[What this task involves]:
Transcribe every entry word for word, but drop the pictures.

[Saved entries]:
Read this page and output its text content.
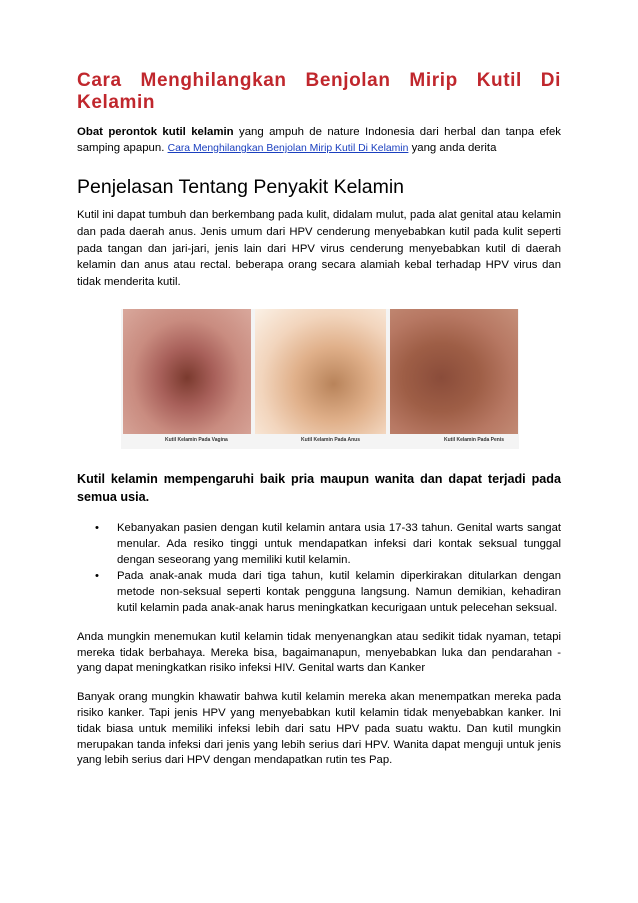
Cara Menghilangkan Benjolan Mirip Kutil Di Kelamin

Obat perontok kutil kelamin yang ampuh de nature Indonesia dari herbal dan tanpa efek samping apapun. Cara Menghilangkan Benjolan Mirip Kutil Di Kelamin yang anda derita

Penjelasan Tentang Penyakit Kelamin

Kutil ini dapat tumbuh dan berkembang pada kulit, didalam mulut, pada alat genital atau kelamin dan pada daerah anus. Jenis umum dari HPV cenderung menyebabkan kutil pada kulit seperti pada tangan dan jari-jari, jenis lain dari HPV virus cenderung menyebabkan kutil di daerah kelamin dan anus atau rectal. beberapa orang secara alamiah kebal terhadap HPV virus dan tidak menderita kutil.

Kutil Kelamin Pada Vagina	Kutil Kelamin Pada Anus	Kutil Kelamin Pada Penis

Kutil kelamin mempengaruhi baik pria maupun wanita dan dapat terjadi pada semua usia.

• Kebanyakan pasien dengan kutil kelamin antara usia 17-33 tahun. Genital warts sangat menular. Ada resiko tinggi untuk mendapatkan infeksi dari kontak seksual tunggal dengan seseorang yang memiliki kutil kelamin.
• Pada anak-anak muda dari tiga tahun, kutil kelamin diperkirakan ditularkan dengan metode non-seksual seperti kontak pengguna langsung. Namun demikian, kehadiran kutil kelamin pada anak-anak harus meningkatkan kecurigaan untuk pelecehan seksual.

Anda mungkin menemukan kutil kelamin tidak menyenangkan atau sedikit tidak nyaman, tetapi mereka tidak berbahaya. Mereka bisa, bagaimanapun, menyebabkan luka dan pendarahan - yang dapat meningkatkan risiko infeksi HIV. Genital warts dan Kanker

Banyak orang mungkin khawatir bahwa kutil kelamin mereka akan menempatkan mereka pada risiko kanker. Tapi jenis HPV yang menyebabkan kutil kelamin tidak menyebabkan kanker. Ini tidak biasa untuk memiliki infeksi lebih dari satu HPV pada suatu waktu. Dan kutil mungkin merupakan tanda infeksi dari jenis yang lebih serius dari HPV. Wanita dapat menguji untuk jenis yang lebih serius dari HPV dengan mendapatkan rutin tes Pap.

[Task solution]:
Read this page and output its text content.
Cara Menghilangkan Benjolan Mirip Kutil Di Kelamin

Obat perontok kutil kelamin yang ampuh de nature Indonesia dari herbal dan tanpa efek samping apapun. Cara Menghilangkan Benjolan Mirip Kutil Di Kelamin yang anda derita

Penjelasan Tentang Penyakit Kelamin

Kutil ini dapat tumbuh dan berkembang pada kulit, didalam mulut, pada alat genital atau kelamin dan pada daerah anus. Jenis umum dari HPV cenderung menyebabkan kutil pada kulit seperti pada tangan dan jari-jari, jenis lain dari HPV virus cenderung menyebabkan kutil di daerah kelamin dan anus atau rectal. beberapa orang secara alamiah kebal terhadap HPV virus dan tidak menderita kutil.

Kutil Kelamin Pada Vagina	Kutil Kelamin Pada Anus	Kutil Kelamin Pada Penis

Kutil kelamin mempengaruhi baik pria maupun wanita dan dapat terjadi pada semua usia.

• Kebanyakan pasien dengan kutil kelamin antara usia 17-33 tahun. Genital warts sangat menular. Ada resiko tinggi untuk mendapatkan infeksi dari kontak seksual tunggal dengan seseorang yang memiliki kutil kelamin.
• Pada anak-anak muda dari tiga tahun, kutil kelamin diperkirakan ditularkan dengan metode non-seksual seperti kontak pengguna langsung. Namun demikian, kehadiran kutil kelamin pada anak-anak harus meningkatkan kecurigaan untuk pelecehan seksual.

Anda mungkin menemukan kutil kelamin tidak menyenangkan atau sedikit tidak nyaman, tetapi mereka tidak berbahaya. Mereka bisa, bagaimanapun, menyebabkan luka dan pendarahan - yang dapat meningkatkan risiko infeksi HIV. Genital warts dan Kanker

Banyak orang mungkin khawatir bahwa kutil kelamin mereka akan menempatkan mereka pada risiko kanker. Tapi jenis HPV yang menyebabkan kutil kelamin tidak menyebabkan kanker. Ini tidak biasa untuk memiliki infeksi lebih dari satu HPV pada suatu waktu. Dan kutil mungkin merupakan tanda infeksi dari jenis yang lebih serius dari HPV. Wanita dapat menguji untuk jenis yang lebih serius dari HPV dengan mendapatkan rutin tes Pap.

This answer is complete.